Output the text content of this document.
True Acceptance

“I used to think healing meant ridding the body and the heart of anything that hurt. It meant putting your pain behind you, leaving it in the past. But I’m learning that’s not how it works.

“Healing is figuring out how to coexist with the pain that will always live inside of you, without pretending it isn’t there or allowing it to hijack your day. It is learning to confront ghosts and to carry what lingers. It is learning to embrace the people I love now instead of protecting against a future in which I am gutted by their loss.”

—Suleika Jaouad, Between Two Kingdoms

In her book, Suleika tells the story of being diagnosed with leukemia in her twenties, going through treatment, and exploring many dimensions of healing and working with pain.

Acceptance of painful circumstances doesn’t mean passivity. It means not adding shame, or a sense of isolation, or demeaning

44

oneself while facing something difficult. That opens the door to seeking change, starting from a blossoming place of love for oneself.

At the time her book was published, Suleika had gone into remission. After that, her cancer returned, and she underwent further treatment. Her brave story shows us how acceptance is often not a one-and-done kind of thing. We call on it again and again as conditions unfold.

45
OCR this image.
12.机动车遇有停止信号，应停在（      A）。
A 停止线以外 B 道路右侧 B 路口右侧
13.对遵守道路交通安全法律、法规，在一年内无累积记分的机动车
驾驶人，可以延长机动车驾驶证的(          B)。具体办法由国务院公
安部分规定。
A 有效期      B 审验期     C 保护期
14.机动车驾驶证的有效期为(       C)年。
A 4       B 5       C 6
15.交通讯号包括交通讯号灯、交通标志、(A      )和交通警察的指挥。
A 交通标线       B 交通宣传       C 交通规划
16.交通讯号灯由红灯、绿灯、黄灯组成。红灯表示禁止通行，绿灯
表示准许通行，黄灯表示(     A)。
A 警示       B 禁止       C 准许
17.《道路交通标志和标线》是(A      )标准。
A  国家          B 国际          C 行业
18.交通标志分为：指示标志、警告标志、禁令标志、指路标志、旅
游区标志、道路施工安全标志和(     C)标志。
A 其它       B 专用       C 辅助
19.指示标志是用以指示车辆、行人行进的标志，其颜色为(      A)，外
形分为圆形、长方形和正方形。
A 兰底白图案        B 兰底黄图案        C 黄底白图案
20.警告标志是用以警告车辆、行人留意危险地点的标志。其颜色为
..............................
- _Challenge_:
Report back each line of the entries that holds the string "treatment".

- _Answer for this exercise_:
In her book, Suleika tells the story of being diagnosed with leukemia in her twenties, going through treatment, and exploring many dimensions of healing and working with pain.
At the time her book was published, Suleika had gone into remission. After that, her cancer returned, and she underwent further treatment. Her brave story shows us how acceptance is often not a one-and-done kind of thing. We call on it again and again as conditions unfold.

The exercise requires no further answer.